---------- Supplied entries
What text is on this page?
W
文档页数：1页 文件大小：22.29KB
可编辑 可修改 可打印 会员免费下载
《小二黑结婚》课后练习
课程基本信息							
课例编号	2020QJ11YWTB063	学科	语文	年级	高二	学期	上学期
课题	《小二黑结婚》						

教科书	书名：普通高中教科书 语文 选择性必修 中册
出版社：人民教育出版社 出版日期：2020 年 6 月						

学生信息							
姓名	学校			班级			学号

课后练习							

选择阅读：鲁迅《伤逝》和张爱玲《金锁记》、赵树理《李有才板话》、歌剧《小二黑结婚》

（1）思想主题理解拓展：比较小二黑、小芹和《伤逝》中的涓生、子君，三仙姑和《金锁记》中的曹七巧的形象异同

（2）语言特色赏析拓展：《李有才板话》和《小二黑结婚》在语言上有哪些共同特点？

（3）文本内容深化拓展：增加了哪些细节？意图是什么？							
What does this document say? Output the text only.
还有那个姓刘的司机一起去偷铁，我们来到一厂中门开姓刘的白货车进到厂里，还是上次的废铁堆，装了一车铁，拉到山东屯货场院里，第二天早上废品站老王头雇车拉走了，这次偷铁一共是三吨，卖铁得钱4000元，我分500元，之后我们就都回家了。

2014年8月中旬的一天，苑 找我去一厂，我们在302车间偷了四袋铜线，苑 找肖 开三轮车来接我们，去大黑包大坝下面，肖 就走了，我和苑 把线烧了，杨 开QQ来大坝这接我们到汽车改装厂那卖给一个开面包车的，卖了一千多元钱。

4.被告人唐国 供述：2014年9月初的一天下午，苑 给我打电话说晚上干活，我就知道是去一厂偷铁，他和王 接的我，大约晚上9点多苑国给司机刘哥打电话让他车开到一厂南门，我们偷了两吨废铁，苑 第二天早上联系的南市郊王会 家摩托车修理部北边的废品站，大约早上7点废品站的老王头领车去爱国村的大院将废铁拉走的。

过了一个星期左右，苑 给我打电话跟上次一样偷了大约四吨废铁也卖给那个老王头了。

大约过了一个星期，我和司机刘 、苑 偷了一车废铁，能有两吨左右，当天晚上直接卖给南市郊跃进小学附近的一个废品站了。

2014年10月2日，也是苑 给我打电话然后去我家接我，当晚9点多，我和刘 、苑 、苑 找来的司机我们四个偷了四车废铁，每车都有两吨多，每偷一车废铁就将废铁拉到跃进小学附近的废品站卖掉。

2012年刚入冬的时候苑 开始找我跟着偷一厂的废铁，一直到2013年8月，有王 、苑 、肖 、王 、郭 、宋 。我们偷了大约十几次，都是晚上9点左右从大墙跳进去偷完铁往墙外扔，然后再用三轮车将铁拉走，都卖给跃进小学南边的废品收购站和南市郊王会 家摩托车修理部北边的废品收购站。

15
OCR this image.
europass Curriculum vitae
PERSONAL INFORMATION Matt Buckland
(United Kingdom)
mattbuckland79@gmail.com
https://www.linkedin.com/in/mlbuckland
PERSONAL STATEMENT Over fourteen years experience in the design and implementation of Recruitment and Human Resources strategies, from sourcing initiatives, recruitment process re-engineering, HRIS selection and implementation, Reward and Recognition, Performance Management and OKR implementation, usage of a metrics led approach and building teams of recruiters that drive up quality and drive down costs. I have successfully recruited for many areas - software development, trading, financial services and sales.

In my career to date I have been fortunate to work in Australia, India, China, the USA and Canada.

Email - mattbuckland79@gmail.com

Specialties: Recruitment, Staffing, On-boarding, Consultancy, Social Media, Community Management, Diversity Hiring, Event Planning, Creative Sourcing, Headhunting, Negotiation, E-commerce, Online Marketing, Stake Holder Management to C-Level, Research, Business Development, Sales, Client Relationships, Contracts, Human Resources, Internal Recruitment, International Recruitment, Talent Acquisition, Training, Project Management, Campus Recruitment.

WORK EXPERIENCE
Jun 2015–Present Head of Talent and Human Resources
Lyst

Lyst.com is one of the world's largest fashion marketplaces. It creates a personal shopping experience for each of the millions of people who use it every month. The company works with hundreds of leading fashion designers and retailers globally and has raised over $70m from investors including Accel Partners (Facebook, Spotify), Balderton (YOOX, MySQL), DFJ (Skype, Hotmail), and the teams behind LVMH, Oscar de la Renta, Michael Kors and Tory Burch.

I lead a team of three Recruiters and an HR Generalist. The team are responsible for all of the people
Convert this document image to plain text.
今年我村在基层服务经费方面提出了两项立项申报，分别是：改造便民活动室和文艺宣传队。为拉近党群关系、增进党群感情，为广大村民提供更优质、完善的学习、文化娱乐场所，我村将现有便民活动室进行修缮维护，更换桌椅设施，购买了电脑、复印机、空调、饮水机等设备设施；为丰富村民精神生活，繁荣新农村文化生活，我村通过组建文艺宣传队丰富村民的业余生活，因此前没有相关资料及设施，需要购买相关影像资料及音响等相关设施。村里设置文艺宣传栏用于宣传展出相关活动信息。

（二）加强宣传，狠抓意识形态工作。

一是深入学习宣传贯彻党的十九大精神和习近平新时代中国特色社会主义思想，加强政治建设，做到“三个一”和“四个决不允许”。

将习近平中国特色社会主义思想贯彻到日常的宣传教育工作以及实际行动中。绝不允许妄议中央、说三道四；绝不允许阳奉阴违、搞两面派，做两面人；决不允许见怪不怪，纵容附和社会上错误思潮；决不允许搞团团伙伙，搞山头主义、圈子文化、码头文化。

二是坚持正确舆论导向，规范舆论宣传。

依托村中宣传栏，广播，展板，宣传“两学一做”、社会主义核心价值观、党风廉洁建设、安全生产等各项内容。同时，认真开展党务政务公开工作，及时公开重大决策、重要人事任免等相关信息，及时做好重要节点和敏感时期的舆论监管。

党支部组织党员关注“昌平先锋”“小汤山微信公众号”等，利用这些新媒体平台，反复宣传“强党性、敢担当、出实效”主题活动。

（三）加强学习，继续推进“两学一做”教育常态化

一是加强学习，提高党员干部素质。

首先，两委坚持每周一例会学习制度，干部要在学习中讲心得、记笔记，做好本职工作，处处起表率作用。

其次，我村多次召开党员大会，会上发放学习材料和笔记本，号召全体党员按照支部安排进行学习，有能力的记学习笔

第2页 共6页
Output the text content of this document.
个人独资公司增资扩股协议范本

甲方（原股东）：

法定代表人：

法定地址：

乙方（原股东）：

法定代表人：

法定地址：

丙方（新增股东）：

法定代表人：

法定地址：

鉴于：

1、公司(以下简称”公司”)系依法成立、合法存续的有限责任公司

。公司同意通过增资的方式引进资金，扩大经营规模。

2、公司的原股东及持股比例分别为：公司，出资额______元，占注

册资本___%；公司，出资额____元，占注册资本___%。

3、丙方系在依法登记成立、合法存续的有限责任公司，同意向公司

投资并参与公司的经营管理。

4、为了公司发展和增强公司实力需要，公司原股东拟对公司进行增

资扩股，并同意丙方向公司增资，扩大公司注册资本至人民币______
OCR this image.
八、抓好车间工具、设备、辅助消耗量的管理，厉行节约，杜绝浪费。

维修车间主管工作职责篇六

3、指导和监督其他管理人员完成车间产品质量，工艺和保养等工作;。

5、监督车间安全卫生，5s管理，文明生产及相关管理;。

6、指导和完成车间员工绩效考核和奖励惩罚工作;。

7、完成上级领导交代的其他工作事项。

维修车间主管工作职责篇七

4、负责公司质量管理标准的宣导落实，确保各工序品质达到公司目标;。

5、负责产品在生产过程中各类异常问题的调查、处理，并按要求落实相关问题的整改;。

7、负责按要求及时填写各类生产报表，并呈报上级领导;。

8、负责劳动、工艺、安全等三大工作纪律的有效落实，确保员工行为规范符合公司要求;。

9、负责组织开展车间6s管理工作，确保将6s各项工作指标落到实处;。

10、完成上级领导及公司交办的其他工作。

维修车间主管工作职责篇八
--------------------
→ **Exercise task**:
Lines in the records that hold the word "Recruitment" are to be counted; give only the total.

→ **Written solution**:
2